Every entry that follows should be repeated exactly; drop the images.

==== Records shown

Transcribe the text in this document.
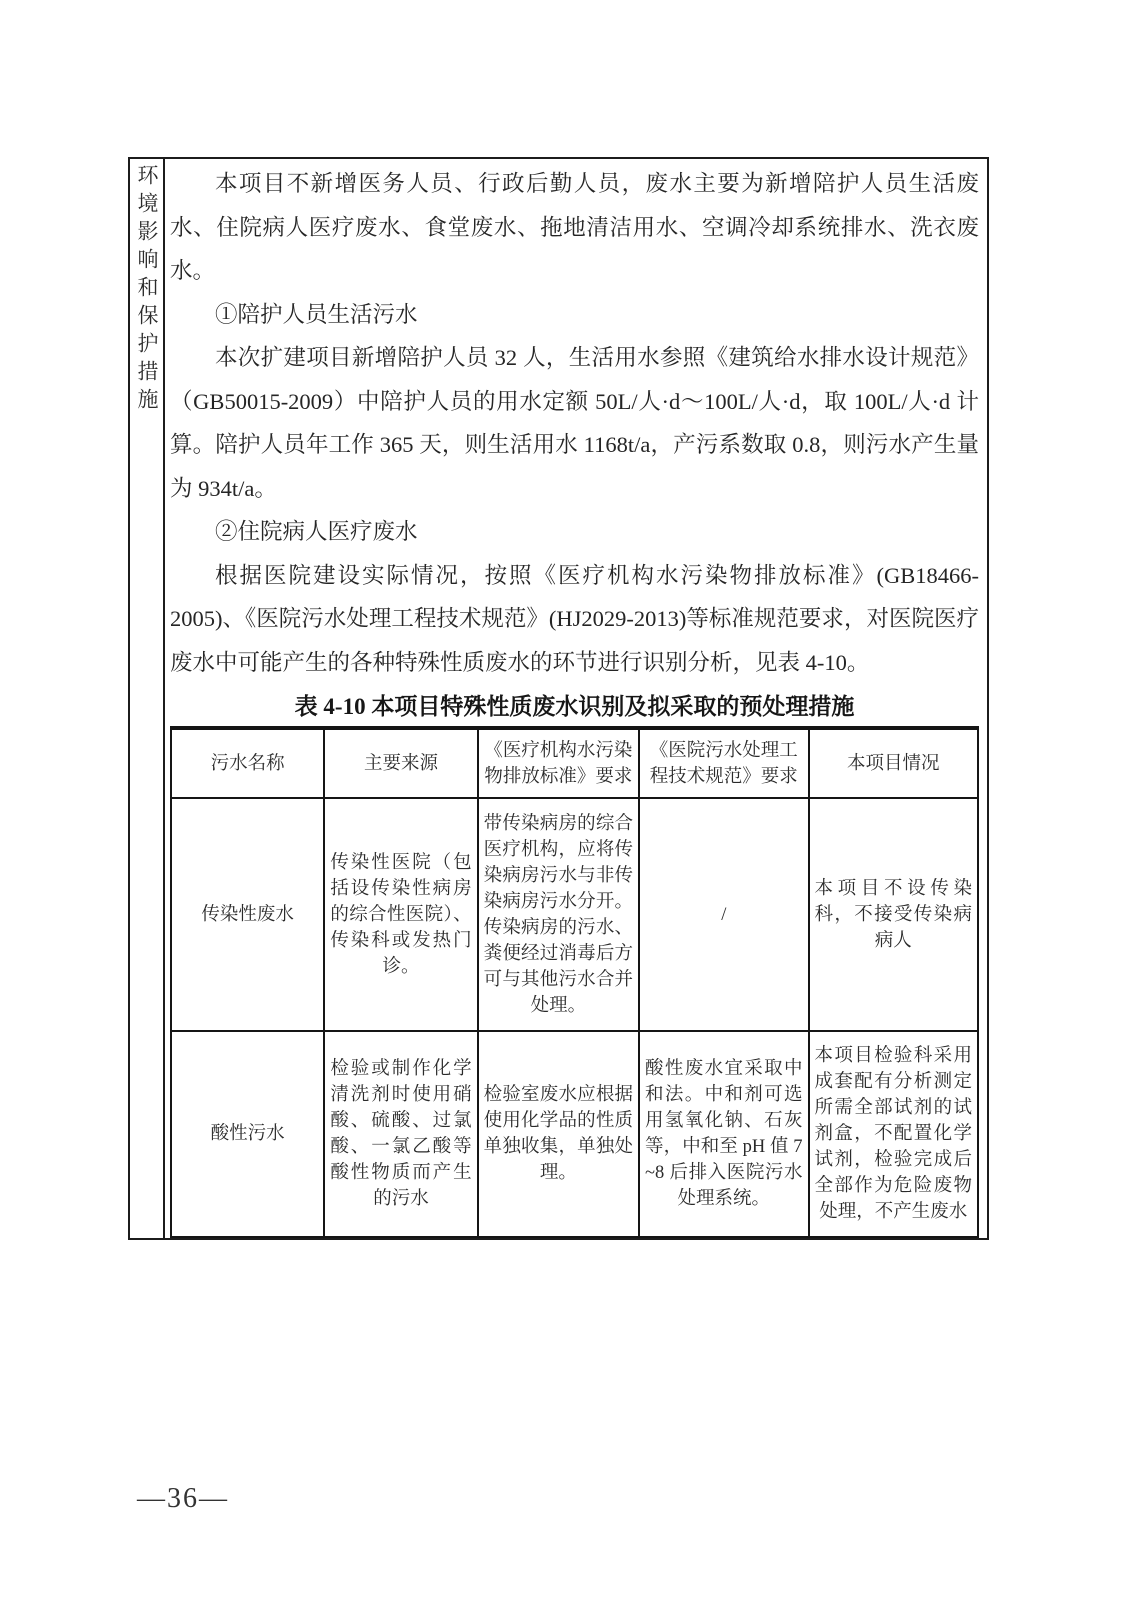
环境影响和保护措施	本项目不新增医务人员、行政后勤人员，废水主要为新增陪护人员生活废水、住院病人医疗废水、食堂废水、拖地清洁用水、空调冷却系统排水、洗衣废水。

①陪护人员生活污水

本次扩建项目新增陪护人员 32 人，生活用水参照《建筑给水排水设计规范》（GB50015-2009）中陪护人员的用水定额 50L/人·d～100L/人·d，取 100L/人·d 计算。陪护人员年工作 365 天，则生活用水 1168t/a，产污系数取 0.8，则污水产生量为 934t/a。

②住院病人医疗废水

根据医院建设实际情况，按照《医疗机构水污染物排放标准》(GB18466-2005)、《医院污水处理工程技术规范》(HJ2029-2013)等标准规范要求，对医院医疗废水中可能产生的各种特殊性质废水的环节进行识别分析，见表 4-10。

表 4-10 本项目特殊性质废水识别及拟采取的预处理措施
污水名称	主要来源	《医疗机构水污染物排放标准》要求	《医院污水处理工程技术规范》要求	本项目情况
传染性废水	传染性医院（包括设传染性病房的综合性医院）、传染科或发热门诊。	带传染病房的综合医疗机构，应将传染病房污水与非传染病房污水分开。传染病房的污水、粪便经过消毒后方可与其他污水合并处理。	/	本项目不设传染科，不接受传染病病人
酸性污水	检验或制作化学清洗剂时使用硝酸、硫酸、过氯酸、一氯乙酸等酸性物质而产生的污水	检验室废水应根据使用化学品的性质单独收集，单独处理。	酸性废水宜采取中和法。中和剂可选用氢氧化钠、石灰等，中和至 pH 值 7~8 后排入医院污水处理系统。	本项目检验科采用成套配有分析测定所需全部试剂的试剂盒，不配置化学试剂，检验完成后全部作为危险废物处理，不产生废水
—36—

========

**Response to the exercise**
Transcribe the text in this document.
环境影响和保护措施	本项目不新增医务人员、行政后勤人员，废水主要为新增陪护人员生活废水、住院病人医疗废水、食堂废水、拖地清洁用水、空调冷却系统排水、洗衣废水。

①陪护人员生活污水

本次扩建项目新增陪护人员 32 人，生活用水参照《建筑给水排水设计规范》（GB50015-2009）中陪护人员的用水定额 50L/人·d～100L/人·d，取 100L/人·d 计算。陪护人员年工作 365 天，则生活用水 1168t/a，产污系数取 0.8，则污水产生量为 934t/a。

②住院病人医疗废水

根据医院建设实际情况，按照《医疗机构水污染物排放标准》(GB18466-2005)、《医院污水处理工程技术规范》(HJ2029-2013)等标准规范要求，对医院医疗废水中可能产生的各种特殊性质废水的环节进行识别分析，见表 4-10。

表 4-10 本项目特殊性质废水识别及拟采取的预处理措施
污水名称	主要来源	《医疗机构水污染物排放标准》要求	《医院污水处理工程技术规范》要求	本项目情况
传染性废水	传染性医院（包括设传染性病房的综合性医院）、传染科或发热门诊。	带传染病房的综合医疗机构，应将传染病房污水与非传染病房污水分开。传染病房的污水、粪便经过消毒后方可与其他污水合并处理。	/	本项目不设传染科，不接受传染病病人
酸性污水	检验或制作化学清洗剂时使用硝酸、硫酸、过氯酸、一氯乙酸等酸性物质而产生的污水	检验室废水应根据使用化学品的性质单独收集，单独处理。	酸性废水宜采取中和法。中和剂可选用氢氧化钠、石灰等，中和至 pH 值 7~8 后排入医院污水处理系统。	本项目检验科采用成套配有分析测定所需全部试剂的试剂盒，不配置化学试剂，检验完成后全部作为危险废物处理，不产生废水
—36—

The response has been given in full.